BEGIN Provided data

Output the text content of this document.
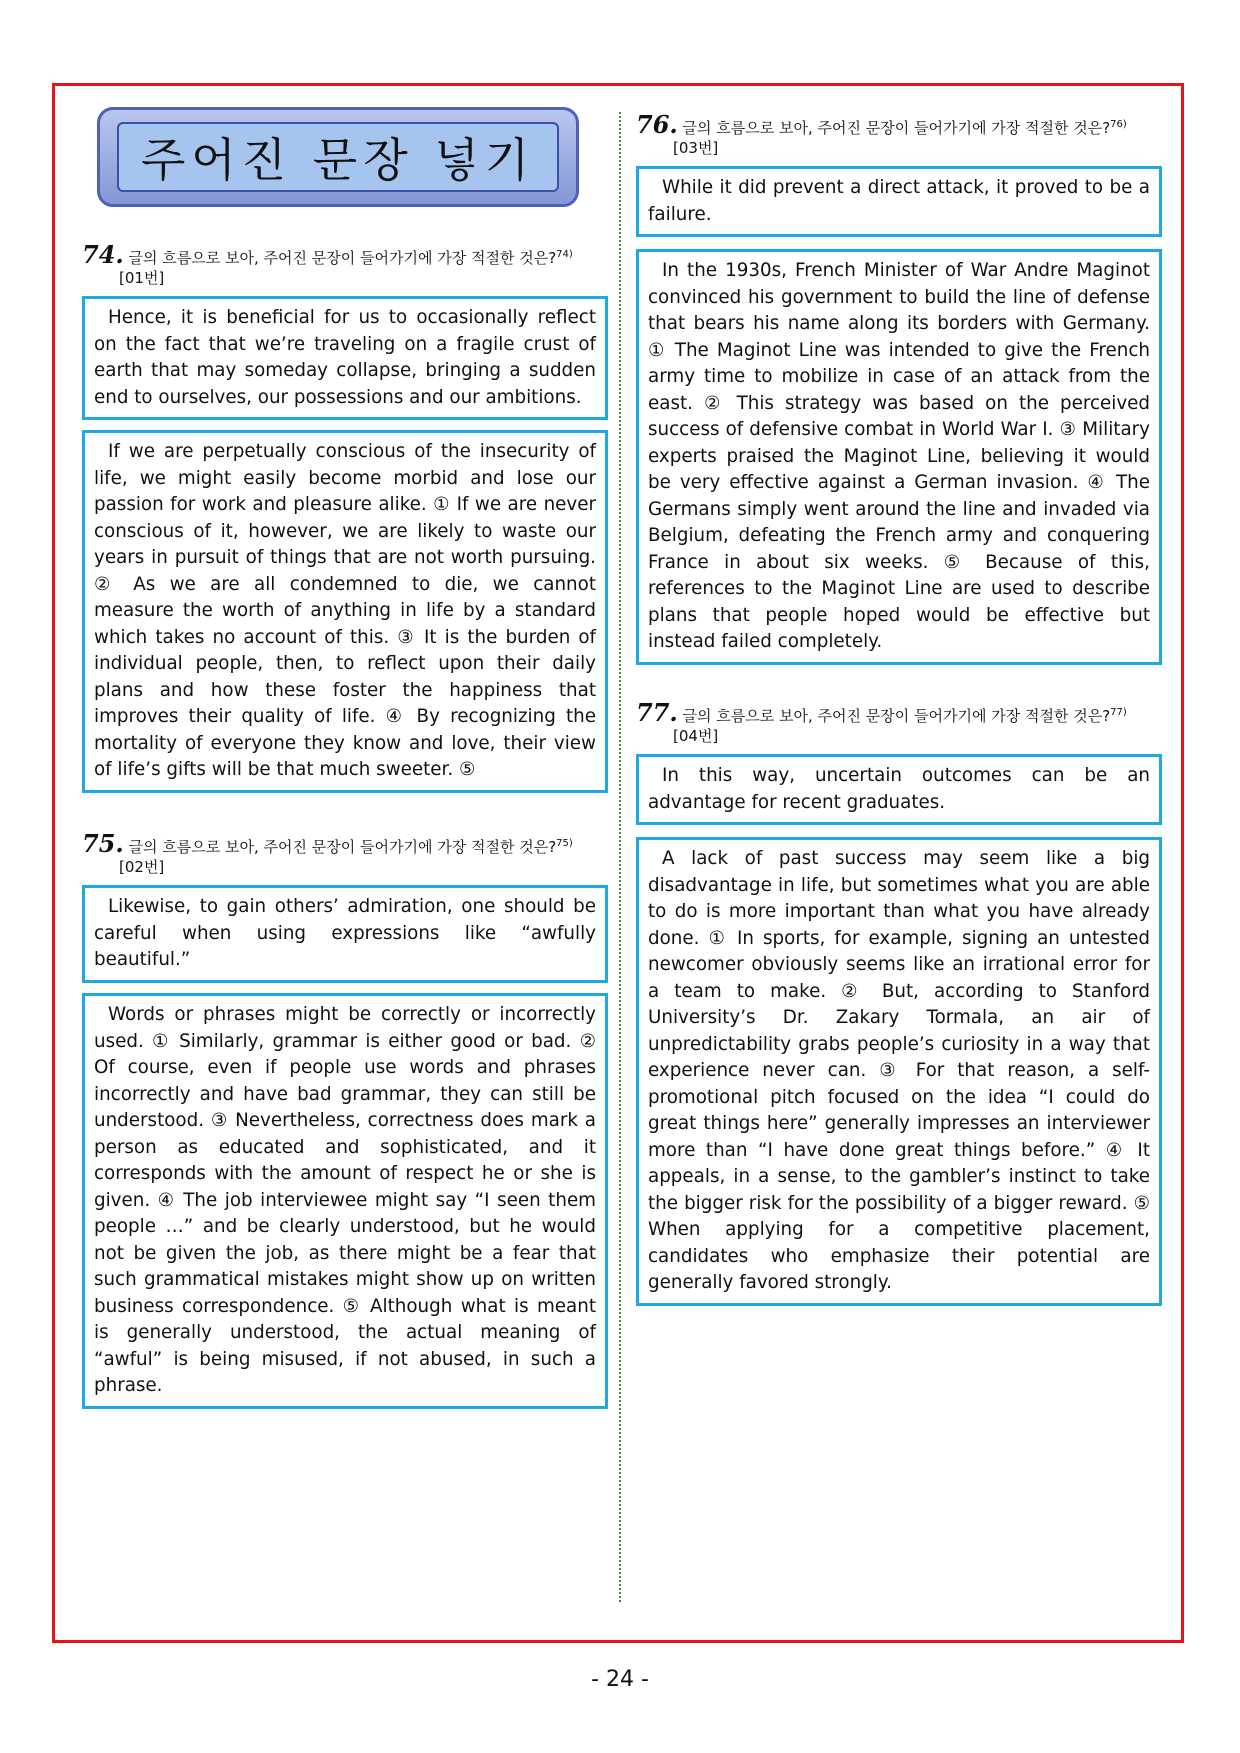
주어진 문장 넣기
74. 글의 흐름으로 보아, 주어진 문장이 들어가기에 가장 적절한 것은?$^{74)}$
[01번]
Hence, it is beneficial for us to occasionally reflect on the fact that we’re traveling on a fragile crust of earth that may someday collapse, bringing a sudden end to ourselves, our possessions and our ambitions.
If we are perpetually conscious of the insecurity of life, we might easily become morbid and lose our passion for work and pleasure alike. ① If we are never conscious of it, however, we are likely to waste our years in pursuit of things that are not worth pursuing. ② As we are all condemned to die, we cannot measure the worth of anything in life by a standard which takes no account of this. ③ It is the burden of individual people, then, to reflect upon their daily plans and how these foster the happiness that improves their quality of life. ④ By recognizing the mortality of everyone they know and love, their view of life’s gifts will be that much sweeter. ⑤
75. 글의 흐름으로 보아, 주어진 문장이 들어가기에 가장 적절한 것은?$^{75)}$
[02번]
Likewise, to gain others’ admiration, one should be careful when using expressions like “awfully beautiful.”
Words or phrases might be correctly or incorrectly used. ① Similarly, grammar is either good or bad. ② Of course, even if people use words and phrases incorrectly and have bad grammar, they can still be understood. ③ Nevertheless, correctness does mark a person as educated and sophisticated, and it corresponds with the amount of respect he or she is given. ④ The job interviewee might say “I seen them people …” and be clearly understood, but he would not be given the job, as there might be a fear that such grammatical mistakes might show up on written business correspondence. ⑤ Although what is meant is generally understood, the actual meaning of “awful” is being misused, if not abused, in such a phrase.
76. 글의 흐름으로 보아, 주어진 문장이 들어가기에 가장 적절한 것은?$^{76)}$
[03번]
While it did prevent a direct attack, it proved to be a failure.
In the 1930s, French Minister of War Andre Maginot convinced his government to build the line of defense that bears his name along its borders with Germany. ① The Maginot Line was intended to give the French army time to mobilize in case of an attack from the east. ② This strategy was based on the perceived success of defensive combat in World War I. ③ Military experts praised the Maginot Line, believing it would be very effective against a German invasion. ④ The Germans simply went around the line and invaded via Belgium, defeating the French army and conquering France in about six weeks. ⑤ Because of this, references to the Maginot Line are used to describe plans that people hoped would be effective but instead failed completely.
77. 글의 흐름으로 보아, 주어진 문장이 들어가기에 가장 적절한 것은?$^{77)}$
[04번]
In this way, uncertain outcomes can be an advantage for recent graduates.
A lack of past success may seem like a big disadvantage in life, but sometimes what you are able to do is more important than what you have already done. ① In sports, for example, signing an untested newcomer obviously seems like an irrational error for a team to make. ② But, according to Stanford University’s Dr. Zakary Tormala, an air of unpredictability grabs people’s curiosity in a way that experience never can. ③ For that reason, a self-promotional pitch focused on the idea “I could do great things here” generally impresses an interviewer more than “I have done great things before.” ④ It appeals, in a sense, to the gambler’s instinct to take the bigger risk for the possibility of a bigger reward. ⑤ When applying for a competitive placement, candidates who emphasize their potential are generally favored strongly.
- 24 -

END Provided data

What to produce: Check each line of the records for the string "they" and state how many lines contain it. Give only the number.

Final result: 2